Instrução 1: Devolva, sem qualquer alteração, a parte do texto sobre mudanças climáticas que vai de "Durante o seminário, muitos" até "de incêndios, 24.286.", inclusive.

Paradoxalmente, tem sido frequente volume maior de chuva em tempos mais curtos, provocando alagamentos, destruição de estradas, queda de barreiras e encostas, além de comprometer a colheita agrícola. As mudanças climáticas trazem ainda eventos severos de geadas, tempos mais longos de secas, facilitando queimadas e perda de produção. “Palavras, intenções e promessas precisam se transformar em ações concretas”, afirma o professor.
Durante o seminário, muitos participantes lembraram a enchente de 2000 vivida por Itajubá, fazendo a comparação com o que está ocorrendo no Rio Grande do Sul. Na ocasião, as águas chegaram a ultrapassar 1,4 metro de altura, atingindo toda a cidade. Benedito da Silva lembrou que as características geográficas e climáticas da cidade são semelhantes à do Estado do Sul do Brasil, alertando para o risco de se repetir, na cidade, outro desastre até pior do que o de 24 anos atrás.
Chefe do Núcleo de Operações do Comando Especializado de Bombeiros, major Kleber Silveira de Castro ressaltou que, além de eventos como inundações e secas severas, as mudanças climáticas impactam também na ocorrência de incêndios florestais. De 2015 a 2023 houve aumento gradativo do número de queimadas em Minas, passando de 9.765 casos, para 17.127. O ano de 2021 foi o que registrou o maior número de incêndios, 24.286.
Na análise do bombeiro militar as alterações no clima tendem a aumentar a incidência dos incêndios, que deverão ser enfrentados com ênfase em pesquisa, inovação tecnológica e cooperação internacional. “Mitigação com educação é fundamental”, sugeriu.
Políticas públicas e envolvimento da sociedade são caminhos para solução
A chuva em Itajubá impediu que o presidente da ALMG, deputado Tadeu Martins Leite (MDB), participasse do seminário, por falta de teto para o pouso do avião que o traria à cidade. Em vídeo gravado e divulgado durante o encontro, o parlamentar lembrou que o município tem registrado problemas climáticos como secas, geadas e fortes chuvas.
Ele explicou a dinâmica do seminário, que foi lançado em 14 de março, em parceria com 60 instituições da sociedade civil. A etapa de interiorização conta com sete encontros no interior, onde serão ouvidos diagnósticos dos problemas em cada região e levantadas sugestões para enfrentamento da crise.
Na etapa final do seminário, em agosto, em Belo Horizonte, serão compiladas as melhores propostas. “Queremos ao final desses encontros ter um grande diagnóstico para entender como a Assembleia, na prática, pode ajudar o Estado de Minas Gerais a enfrentar esses problemas”, afirmou Tadeu Martins Leite.
O deputado Ulysses Gomes (PT), que coordenou os trabalhos pela manhã, complementou que o relatório final terá por finalidade contribuir com propostas legislativas ou de ações de políticas públicas que possam mitigar os danos causados pelas mudanças climáticas. “O momento requer responsabilidade de todos os órgãos e agentes públicos”.

Instrução 2: Selecione todas as linhas dos registros em que aparece a palavra "right". Diferencie maiúsculas de minúsculas.

Material fornecido:
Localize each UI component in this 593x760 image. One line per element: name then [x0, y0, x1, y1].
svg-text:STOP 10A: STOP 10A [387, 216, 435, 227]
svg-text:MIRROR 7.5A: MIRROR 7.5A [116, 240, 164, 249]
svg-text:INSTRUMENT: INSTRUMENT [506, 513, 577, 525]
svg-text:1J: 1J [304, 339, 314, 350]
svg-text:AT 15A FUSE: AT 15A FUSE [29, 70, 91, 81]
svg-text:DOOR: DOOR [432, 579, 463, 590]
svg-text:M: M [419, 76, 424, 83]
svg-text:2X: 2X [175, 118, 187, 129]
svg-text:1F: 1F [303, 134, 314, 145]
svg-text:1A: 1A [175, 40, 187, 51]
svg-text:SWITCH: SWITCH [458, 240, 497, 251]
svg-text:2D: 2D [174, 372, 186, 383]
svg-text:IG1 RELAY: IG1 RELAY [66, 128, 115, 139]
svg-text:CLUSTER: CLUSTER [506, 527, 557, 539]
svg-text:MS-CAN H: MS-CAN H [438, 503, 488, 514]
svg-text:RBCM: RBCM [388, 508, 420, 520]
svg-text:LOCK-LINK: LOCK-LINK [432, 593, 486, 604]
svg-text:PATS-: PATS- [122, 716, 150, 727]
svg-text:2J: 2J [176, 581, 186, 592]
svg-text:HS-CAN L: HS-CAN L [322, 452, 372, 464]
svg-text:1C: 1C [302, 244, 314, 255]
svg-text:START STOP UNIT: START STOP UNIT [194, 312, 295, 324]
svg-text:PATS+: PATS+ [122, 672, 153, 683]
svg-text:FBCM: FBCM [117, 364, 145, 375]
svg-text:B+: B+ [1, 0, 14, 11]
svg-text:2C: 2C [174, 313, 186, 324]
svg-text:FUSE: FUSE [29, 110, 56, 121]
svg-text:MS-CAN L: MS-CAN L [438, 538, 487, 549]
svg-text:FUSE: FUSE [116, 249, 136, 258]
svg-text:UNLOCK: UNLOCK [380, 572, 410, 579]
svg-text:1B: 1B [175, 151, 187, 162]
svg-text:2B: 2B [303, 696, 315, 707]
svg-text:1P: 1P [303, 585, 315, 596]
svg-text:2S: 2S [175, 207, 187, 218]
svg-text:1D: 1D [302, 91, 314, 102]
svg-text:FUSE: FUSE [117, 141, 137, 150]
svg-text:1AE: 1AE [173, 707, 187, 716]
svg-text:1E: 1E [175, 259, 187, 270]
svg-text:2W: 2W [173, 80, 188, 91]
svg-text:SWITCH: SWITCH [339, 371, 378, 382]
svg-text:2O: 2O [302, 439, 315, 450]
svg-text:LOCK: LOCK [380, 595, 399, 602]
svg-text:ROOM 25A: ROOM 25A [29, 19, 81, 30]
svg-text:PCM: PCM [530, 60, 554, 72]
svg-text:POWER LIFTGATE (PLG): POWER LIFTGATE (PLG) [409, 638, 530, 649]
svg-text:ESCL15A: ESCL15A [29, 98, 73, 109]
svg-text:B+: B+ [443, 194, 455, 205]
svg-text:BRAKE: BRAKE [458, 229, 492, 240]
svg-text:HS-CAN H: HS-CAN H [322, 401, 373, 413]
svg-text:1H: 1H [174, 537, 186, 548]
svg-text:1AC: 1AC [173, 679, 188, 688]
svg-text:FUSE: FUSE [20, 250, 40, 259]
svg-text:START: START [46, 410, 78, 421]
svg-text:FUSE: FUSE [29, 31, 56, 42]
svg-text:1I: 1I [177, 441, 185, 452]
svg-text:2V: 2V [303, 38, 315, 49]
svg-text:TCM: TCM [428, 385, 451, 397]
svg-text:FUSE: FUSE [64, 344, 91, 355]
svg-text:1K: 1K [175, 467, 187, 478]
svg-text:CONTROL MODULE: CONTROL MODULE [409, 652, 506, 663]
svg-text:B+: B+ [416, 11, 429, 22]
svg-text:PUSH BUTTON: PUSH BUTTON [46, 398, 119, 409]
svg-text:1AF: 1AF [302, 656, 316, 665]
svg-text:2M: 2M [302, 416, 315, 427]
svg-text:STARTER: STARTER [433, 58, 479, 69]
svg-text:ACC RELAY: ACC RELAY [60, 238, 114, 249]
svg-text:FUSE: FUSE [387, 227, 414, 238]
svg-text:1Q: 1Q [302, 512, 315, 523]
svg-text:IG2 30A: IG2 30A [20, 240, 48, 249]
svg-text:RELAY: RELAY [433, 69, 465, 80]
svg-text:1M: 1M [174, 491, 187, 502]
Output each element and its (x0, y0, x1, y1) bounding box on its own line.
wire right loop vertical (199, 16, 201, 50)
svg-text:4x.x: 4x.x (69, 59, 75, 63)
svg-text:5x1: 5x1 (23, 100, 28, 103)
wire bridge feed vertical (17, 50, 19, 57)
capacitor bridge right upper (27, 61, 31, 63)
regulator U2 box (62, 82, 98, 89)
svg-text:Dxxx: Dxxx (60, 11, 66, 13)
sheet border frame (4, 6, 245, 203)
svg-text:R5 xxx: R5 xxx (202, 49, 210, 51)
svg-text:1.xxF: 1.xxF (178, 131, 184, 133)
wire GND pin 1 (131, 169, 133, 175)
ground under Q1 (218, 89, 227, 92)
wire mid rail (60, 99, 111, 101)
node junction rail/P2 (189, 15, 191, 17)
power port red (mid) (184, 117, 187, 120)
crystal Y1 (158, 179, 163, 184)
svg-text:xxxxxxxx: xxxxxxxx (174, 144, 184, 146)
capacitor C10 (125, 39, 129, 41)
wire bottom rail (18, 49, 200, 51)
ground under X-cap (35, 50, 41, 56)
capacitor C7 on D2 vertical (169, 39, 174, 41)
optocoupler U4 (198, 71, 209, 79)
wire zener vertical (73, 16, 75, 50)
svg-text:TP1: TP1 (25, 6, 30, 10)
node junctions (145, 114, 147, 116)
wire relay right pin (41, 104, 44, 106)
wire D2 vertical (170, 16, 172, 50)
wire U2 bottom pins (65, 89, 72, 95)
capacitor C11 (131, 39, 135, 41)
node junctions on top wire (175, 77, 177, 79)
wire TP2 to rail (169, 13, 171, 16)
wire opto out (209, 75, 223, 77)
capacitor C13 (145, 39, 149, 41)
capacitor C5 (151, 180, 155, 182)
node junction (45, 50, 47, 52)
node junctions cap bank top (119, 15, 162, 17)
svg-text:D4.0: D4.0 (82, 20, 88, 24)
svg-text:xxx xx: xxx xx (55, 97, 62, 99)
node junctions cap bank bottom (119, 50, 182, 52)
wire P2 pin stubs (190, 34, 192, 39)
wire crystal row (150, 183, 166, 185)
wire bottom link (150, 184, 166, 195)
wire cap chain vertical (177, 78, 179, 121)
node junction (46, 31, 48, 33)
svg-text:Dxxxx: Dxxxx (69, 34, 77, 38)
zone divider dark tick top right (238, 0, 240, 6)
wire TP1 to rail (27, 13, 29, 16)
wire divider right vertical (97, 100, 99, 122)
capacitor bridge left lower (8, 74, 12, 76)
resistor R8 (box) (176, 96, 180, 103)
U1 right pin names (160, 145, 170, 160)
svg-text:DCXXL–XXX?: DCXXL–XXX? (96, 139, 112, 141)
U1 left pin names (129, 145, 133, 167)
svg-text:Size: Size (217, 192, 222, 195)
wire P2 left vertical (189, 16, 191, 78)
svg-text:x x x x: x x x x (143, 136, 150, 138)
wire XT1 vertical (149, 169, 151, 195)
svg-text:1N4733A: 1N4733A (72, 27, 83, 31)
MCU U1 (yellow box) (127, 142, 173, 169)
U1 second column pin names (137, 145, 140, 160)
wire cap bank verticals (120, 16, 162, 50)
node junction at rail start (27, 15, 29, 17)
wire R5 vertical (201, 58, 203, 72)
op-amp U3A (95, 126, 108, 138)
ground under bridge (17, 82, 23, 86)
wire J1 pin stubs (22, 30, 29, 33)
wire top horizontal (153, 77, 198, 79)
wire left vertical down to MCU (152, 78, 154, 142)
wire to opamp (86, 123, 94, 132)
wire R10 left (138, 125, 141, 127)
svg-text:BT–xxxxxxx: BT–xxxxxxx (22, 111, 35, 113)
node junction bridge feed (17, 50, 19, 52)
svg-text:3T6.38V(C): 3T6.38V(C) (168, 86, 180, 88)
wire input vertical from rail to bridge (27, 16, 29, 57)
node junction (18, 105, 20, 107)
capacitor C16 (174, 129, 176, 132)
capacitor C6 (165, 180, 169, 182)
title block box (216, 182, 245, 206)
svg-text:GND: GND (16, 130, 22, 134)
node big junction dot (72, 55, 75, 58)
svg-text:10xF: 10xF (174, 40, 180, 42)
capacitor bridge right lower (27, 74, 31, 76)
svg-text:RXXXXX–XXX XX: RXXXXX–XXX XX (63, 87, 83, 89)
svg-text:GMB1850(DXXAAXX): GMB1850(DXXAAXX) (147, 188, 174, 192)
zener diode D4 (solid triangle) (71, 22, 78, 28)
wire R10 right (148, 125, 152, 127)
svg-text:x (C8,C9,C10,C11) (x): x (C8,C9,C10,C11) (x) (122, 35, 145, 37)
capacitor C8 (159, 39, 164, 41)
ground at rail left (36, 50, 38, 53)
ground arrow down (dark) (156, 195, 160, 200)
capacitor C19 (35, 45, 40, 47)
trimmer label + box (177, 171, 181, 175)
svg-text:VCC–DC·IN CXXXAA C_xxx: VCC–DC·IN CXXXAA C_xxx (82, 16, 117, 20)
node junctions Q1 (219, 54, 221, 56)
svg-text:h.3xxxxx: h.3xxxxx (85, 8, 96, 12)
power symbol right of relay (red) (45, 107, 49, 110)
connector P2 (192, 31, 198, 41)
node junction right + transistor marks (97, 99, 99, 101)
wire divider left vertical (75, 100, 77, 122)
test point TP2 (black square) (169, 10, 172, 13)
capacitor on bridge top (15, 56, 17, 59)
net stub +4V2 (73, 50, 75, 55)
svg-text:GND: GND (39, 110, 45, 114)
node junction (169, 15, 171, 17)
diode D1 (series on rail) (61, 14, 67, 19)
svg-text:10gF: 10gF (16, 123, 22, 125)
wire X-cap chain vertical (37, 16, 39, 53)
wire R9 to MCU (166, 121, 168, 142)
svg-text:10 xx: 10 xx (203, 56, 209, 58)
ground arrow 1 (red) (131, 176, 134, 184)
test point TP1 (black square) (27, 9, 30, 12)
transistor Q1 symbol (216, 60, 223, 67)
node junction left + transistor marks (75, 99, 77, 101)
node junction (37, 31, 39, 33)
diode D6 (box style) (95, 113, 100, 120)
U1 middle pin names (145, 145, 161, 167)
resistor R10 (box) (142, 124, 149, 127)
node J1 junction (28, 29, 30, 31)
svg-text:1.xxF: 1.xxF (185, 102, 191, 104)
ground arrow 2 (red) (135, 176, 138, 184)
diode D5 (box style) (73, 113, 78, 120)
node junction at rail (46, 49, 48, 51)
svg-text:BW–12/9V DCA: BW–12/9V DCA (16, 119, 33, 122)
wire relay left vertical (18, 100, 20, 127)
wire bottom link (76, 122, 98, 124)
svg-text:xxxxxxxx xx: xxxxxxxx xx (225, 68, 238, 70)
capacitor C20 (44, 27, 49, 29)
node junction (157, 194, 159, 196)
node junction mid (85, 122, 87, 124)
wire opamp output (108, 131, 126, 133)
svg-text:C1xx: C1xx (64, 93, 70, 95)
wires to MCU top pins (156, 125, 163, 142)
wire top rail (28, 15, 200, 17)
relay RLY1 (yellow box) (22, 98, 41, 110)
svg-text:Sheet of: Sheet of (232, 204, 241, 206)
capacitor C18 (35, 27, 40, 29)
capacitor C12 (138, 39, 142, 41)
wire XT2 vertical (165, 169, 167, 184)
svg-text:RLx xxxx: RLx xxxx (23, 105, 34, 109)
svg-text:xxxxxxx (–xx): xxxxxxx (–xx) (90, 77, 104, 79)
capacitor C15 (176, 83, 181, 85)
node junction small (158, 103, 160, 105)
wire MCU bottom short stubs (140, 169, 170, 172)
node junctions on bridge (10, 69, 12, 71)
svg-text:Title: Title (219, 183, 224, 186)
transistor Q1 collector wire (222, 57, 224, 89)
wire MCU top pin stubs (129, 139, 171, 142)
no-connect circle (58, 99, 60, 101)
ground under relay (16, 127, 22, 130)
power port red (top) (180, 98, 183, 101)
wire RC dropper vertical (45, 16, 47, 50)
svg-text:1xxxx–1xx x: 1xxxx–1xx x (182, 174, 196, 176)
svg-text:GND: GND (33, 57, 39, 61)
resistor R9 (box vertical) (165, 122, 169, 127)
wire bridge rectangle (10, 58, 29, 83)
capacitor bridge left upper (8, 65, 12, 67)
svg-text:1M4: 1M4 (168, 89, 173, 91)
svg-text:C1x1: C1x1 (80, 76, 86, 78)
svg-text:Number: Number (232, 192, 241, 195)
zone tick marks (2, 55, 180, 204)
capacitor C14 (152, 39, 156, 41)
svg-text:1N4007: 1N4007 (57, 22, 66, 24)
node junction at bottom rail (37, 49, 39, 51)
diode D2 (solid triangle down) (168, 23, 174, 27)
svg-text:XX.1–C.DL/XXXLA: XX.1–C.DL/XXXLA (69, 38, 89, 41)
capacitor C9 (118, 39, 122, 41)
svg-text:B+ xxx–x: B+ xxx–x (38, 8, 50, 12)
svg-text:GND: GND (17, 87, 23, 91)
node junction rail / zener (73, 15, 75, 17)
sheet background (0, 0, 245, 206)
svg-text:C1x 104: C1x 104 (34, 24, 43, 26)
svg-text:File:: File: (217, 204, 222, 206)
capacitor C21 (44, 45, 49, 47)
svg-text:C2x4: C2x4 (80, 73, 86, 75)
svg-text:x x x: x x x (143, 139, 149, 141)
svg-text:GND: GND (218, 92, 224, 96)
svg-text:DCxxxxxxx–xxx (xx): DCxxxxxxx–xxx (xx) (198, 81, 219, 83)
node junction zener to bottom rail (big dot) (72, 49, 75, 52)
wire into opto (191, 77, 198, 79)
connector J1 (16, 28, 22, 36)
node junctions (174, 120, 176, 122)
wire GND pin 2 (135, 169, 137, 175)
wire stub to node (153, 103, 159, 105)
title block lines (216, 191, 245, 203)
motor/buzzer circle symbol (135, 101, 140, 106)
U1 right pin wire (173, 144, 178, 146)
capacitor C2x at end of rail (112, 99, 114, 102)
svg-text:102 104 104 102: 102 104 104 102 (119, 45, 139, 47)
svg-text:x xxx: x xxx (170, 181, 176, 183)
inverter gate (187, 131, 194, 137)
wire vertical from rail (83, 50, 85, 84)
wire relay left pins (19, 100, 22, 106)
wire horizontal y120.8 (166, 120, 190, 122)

Solução do exercício 1:
Durante o seminário, muitos participantes lembraram a enchente de 2000 vivida por Itajubá, fazendo a comparação com o que está ocorrendo no Rio Grande do Sul. Na ocasião, as águas chegaram a ultrapassar 1,4 metro de altura, atingindo toda a cidade. Benedito da Silva lembrou que as características geográficas e climáticas da cidade são semelhantes à do Estado do Sul do Brasil, alertando para o risco de se repetir, na cidade, outro desastre até pior do que o de 24 anos atrás.
Chefe do Núcleo de Operações do Comando Especializado de Bombeiros, major Kleber Silveira de Castro ressaltou que, além de eventos como inundações e secas severas, as mudanças climáticas impactam também na ocorrência de incêndios florestais. De 2015 a 2023 houve aumento gradativo do número de queimadas em Minas, passando de 9.765 casos, para 17.127. O ano de 2021 foi o que registrou o maior número de incêndios, 24.286.

Solução do exercício 2:
wire right loop vertical (199, 16, 201, 50)
capacitor bridge right upper (27, 61, 31, 63)
wire relay right pin (41, 104, 44, 106)
zone divider dark tick top right (238, 0, 240, 6)
wire divider right vertical (97, 100, 99, 122)
U1 right pin names (160, 145, 170, 160)
capacitor bridge right lower (27, 74, 31, 76)
wire R10 right (148, 125, 152, 127)
power symbol right of relay (red) (45, 107, 49, 110)
node junction right + transistor marks (97, 99, 99, 101)
U1 right pin wire (173, 144, 178, 146)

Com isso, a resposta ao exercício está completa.